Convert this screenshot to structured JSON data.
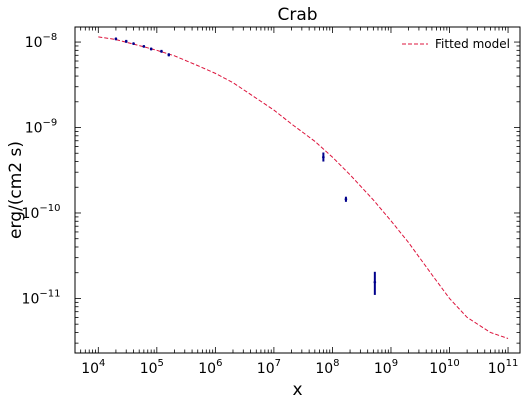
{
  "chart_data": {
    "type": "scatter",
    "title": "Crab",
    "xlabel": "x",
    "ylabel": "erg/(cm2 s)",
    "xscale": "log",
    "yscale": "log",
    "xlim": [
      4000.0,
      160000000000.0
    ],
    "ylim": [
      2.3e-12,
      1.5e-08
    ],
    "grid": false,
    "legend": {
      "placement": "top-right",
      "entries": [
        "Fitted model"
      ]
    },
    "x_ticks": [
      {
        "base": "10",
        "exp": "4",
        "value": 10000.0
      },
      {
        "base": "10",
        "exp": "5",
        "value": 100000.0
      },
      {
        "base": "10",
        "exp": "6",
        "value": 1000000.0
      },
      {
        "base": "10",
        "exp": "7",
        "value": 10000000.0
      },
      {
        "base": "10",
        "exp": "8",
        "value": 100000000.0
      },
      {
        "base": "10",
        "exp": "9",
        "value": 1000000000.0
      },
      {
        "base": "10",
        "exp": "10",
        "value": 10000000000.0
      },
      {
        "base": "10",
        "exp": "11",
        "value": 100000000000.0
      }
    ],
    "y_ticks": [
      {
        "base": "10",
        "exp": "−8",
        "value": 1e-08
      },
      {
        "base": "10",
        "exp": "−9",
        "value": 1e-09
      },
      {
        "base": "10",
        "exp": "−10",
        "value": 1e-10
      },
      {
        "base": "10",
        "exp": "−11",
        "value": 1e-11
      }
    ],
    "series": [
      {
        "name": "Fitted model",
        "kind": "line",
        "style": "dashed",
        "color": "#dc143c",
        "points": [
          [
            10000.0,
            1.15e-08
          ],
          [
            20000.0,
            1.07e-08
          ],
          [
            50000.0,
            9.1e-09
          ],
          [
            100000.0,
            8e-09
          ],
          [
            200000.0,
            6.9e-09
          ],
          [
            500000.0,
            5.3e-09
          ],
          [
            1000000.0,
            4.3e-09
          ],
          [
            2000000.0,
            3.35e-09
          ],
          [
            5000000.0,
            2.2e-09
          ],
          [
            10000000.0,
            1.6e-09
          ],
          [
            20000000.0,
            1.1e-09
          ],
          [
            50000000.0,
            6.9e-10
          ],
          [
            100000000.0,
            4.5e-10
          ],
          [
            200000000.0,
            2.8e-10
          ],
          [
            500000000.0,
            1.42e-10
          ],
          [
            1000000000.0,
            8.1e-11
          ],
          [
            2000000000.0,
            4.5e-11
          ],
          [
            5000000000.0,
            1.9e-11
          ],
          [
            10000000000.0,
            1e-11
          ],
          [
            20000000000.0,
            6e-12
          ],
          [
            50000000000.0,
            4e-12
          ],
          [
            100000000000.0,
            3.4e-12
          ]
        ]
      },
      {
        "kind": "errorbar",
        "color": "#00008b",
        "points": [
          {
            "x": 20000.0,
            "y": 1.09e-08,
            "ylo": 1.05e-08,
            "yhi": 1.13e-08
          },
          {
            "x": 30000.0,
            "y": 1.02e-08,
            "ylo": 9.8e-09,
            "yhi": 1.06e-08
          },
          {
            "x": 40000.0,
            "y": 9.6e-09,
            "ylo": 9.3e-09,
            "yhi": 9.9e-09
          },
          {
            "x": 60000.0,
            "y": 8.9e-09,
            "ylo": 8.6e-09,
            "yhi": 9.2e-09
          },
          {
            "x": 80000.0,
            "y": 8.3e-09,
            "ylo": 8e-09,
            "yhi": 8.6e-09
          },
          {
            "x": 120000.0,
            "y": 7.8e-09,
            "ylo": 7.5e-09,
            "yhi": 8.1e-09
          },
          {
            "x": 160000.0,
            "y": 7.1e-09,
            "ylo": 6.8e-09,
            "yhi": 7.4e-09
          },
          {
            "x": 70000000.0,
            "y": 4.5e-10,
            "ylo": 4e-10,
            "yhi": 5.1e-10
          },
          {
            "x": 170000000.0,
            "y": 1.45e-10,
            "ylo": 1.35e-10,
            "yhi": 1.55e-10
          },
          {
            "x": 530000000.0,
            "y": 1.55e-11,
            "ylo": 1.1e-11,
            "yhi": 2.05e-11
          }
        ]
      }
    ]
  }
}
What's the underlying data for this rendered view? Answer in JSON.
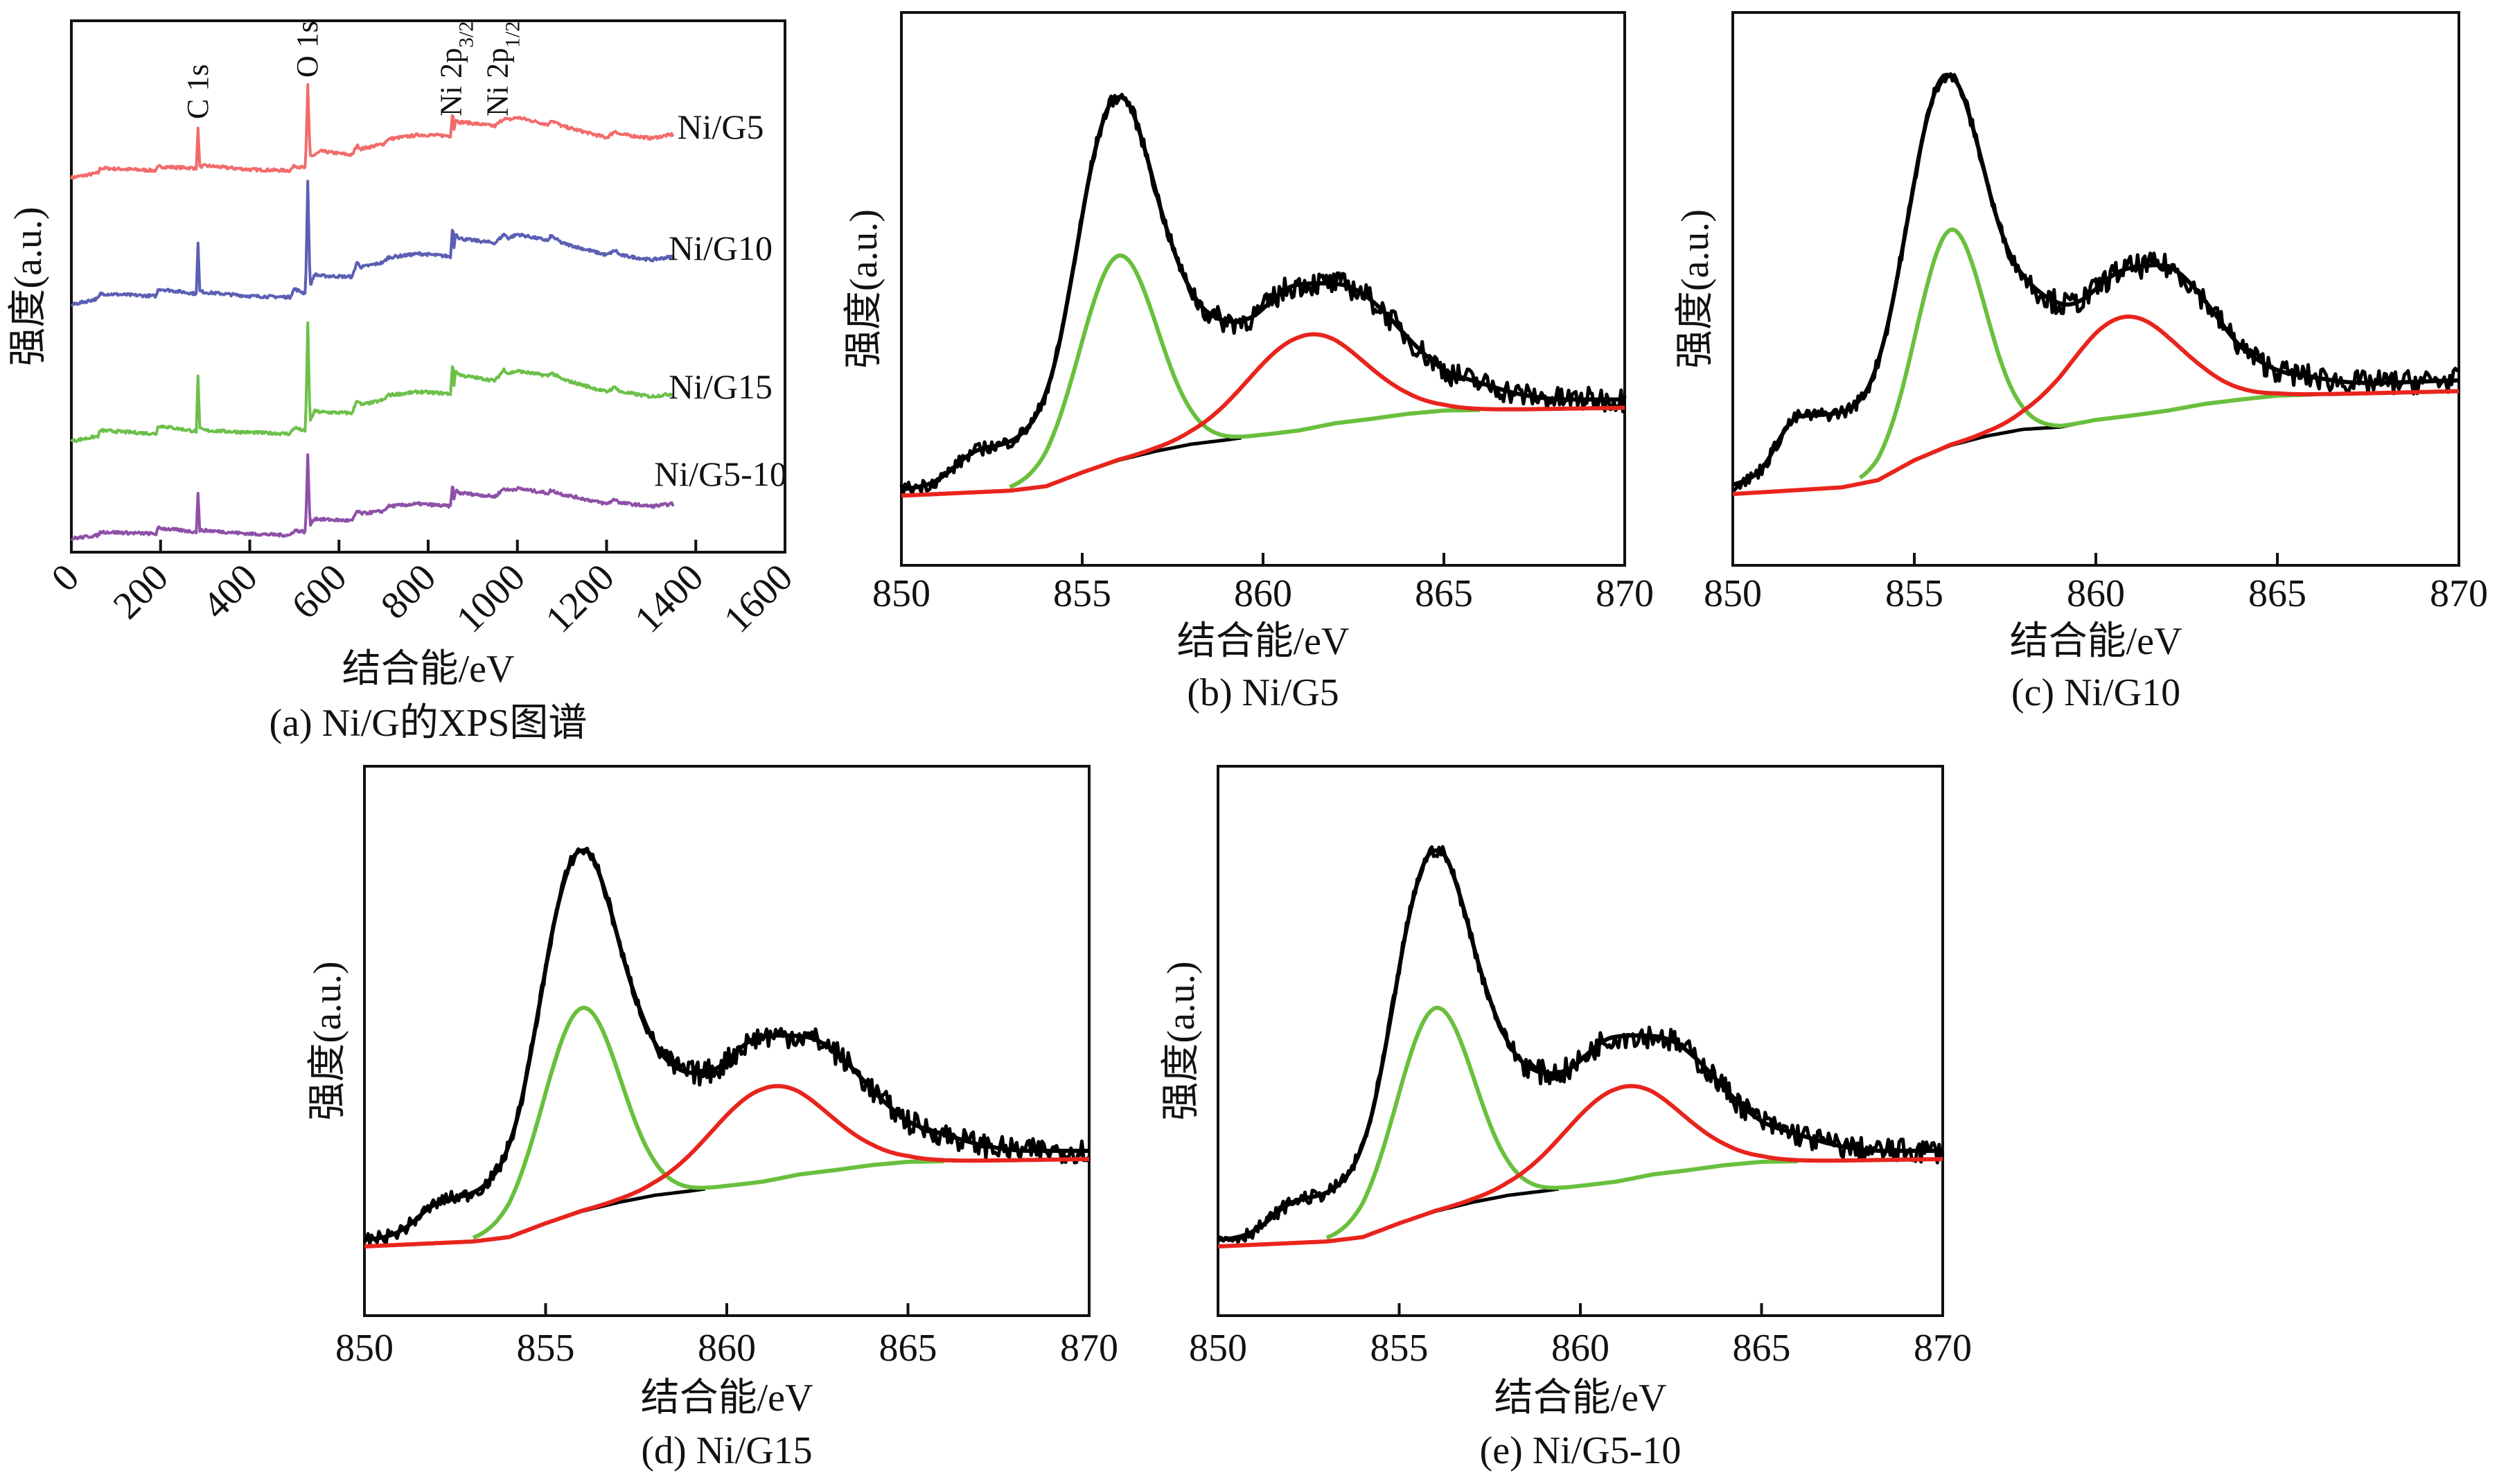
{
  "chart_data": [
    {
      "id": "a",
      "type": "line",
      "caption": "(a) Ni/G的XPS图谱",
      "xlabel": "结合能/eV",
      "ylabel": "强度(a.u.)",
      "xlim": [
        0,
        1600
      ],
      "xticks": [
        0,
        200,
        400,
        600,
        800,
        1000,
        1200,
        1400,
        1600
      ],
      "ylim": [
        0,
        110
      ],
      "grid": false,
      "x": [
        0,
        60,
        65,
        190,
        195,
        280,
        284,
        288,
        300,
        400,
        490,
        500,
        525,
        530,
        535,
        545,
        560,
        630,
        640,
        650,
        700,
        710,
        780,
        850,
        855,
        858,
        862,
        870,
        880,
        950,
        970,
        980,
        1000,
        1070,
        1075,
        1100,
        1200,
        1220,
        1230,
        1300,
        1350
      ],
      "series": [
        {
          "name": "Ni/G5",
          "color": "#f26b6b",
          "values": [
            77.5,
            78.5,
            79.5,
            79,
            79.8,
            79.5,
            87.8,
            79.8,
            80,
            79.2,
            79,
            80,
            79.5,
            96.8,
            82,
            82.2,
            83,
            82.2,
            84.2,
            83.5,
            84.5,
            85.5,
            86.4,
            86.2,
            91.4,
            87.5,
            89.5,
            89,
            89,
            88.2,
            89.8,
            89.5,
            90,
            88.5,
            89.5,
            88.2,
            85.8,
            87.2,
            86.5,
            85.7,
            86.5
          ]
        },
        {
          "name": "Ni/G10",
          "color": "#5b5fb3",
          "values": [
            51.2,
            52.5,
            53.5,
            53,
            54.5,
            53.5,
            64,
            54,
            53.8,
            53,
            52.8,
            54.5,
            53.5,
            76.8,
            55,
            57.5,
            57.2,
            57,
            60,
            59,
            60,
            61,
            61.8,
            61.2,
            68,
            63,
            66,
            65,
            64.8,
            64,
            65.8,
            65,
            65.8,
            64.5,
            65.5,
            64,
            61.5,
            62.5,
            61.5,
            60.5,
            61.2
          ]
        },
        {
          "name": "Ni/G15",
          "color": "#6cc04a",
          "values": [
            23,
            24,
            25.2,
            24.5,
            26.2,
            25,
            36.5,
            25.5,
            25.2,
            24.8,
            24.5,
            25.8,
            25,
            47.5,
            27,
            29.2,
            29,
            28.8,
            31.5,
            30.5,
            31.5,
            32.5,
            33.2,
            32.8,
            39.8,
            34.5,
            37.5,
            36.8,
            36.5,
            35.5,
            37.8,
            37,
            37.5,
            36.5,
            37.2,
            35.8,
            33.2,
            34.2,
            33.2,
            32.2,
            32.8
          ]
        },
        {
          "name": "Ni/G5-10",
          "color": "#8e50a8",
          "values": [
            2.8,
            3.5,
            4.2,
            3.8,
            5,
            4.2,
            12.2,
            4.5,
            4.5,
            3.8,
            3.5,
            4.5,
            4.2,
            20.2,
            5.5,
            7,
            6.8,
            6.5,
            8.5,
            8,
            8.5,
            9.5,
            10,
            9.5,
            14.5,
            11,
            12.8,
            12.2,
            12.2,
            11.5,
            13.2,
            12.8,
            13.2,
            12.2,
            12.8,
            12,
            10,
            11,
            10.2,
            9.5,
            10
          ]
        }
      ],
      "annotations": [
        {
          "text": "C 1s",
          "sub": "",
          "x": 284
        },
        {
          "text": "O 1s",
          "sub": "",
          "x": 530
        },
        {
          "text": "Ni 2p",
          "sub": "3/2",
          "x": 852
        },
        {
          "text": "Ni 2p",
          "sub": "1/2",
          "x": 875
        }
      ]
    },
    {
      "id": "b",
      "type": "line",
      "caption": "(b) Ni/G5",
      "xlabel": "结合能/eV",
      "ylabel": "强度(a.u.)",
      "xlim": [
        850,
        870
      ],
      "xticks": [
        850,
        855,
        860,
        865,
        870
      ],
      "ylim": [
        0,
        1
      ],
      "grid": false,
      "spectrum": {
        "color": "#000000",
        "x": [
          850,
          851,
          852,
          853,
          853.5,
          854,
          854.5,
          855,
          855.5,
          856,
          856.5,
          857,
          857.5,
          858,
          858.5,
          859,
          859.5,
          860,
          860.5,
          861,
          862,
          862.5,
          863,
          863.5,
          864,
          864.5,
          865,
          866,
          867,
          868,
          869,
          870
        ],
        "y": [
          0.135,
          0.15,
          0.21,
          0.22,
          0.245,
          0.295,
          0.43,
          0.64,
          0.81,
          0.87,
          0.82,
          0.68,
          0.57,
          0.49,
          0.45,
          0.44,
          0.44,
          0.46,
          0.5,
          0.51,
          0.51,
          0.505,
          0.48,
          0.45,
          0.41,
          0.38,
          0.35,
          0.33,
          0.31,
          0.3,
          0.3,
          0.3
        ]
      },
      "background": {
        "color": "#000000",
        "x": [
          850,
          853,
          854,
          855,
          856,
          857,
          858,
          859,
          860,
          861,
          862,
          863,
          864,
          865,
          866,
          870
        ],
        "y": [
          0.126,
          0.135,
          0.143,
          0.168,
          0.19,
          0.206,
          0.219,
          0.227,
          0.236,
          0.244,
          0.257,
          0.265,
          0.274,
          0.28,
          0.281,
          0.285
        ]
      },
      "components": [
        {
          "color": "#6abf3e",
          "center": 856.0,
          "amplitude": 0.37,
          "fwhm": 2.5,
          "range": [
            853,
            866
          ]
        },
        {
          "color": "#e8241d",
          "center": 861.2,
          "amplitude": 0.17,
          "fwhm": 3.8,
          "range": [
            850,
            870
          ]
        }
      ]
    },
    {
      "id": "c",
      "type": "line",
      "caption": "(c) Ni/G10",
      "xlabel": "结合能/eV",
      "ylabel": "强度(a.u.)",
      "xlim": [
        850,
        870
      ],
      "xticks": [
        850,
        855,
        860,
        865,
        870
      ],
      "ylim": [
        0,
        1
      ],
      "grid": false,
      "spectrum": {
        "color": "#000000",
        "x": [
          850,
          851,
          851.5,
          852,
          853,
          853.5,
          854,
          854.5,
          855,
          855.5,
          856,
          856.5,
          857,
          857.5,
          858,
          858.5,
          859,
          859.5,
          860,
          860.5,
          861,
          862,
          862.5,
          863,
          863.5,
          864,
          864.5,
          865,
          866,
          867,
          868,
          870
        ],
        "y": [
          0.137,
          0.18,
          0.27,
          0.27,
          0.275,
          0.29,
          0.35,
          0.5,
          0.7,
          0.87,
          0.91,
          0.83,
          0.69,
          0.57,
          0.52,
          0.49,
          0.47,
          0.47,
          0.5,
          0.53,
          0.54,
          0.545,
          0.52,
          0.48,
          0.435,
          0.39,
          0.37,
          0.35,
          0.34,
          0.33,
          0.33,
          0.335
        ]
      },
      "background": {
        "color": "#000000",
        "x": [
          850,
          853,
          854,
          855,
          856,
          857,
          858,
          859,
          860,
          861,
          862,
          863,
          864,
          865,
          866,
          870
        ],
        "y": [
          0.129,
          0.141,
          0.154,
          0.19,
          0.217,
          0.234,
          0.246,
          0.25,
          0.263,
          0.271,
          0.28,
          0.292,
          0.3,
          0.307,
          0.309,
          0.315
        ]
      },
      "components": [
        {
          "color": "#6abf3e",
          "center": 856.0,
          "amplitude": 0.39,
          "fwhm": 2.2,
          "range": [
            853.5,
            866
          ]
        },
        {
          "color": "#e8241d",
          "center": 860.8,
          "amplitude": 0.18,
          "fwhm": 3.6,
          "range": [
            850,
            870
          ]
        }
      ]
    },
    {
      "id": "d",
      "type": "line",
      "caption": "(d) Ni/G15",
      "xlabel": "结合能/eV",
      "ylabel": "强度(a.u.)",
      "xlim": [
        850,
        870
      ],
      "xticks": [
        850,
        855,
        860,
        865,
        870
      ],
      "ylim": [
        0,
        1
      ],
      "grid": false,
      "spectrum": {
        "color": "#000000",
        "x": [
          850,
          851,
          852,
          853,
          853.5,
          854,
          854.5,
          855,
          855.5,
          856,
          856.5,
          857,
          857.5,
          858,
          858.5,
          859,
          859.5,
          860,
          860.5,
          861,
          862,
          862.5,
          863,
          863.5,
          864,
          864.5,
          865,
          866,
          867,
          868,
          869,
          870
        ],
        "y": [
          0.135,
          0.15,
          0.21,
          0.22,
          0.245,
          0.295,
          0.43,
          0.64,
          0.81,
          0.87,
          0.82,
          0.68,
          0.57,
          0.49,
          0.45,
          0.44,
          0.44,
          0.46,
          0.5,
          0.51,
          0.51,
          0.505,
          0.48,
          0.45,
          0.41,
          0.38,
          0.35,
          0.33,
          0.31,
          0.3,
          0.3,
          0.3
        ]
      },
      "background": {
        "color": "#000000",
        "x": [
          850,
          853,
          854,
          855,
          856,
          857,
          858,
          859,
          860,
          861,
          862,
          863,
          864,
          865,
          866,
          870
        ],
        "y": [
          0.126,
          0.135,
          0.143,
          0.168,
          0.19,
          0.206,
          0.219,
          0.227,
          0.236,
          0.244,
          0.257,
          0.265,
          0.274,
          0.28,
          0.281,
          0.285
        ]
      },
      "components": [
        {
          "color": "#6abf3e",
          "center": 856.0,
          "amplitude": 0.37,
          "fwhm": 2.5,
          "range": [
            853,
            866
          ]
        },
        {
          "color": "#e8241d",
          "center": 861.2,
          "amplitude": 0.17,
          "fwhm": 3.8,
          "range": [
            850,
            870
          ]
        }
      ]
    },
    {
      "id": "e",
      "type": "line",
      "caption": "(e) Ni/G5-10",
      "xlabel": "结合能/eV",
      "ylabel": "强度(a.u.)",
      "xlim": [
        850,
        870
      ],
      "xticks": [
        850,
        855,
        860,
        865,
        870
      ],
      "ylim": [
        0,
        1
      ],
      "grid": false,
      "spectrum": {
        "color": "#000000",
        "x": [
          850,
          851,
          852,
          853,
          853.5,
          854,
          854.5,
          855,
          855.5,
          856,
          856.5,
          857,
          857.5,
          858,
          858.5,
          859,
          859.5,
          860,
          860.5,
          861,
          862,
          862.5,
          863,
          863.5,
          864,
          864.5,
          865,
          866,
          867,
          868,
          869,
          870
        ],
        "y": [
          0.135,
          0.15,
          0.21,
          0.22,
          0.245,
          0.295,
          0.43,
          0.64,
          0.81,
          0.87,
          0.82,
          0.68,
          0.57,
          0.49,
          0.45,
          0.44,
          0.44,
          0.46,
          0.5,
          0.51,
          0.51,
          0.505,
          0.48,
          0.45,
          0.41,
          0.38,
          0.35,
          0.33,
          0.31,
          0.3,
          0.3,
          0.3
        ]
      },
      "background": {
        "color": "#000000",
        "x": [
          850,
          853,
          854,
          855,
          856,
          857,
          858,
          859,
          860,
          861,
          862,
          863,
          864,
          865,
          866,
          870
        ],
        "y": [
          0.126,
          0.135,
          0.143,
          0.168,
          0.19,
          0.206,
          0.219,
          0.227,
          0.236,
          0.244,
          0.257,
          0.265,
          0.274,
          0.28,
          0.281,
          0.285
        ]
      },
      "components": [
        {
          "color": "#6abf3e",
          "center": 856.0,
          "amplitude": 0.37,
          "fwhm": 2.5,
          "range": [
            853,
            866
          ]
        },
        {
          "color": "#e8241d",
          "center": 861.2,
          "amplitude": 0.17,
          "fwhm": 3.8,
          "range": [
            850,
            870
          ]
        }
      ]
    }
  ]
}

---------------

Search the entries for "caption" and copy out each line that has it.

### TASK SOLUTION
      "caption": "(a) Ni/G的XPS图谱",
      "caption": "(b) Ni/G5",
      "caption": "(c) Ni/G10",
      "caption": "(d) Ni/G15",
      "caption": "(e) Ni/G5-10",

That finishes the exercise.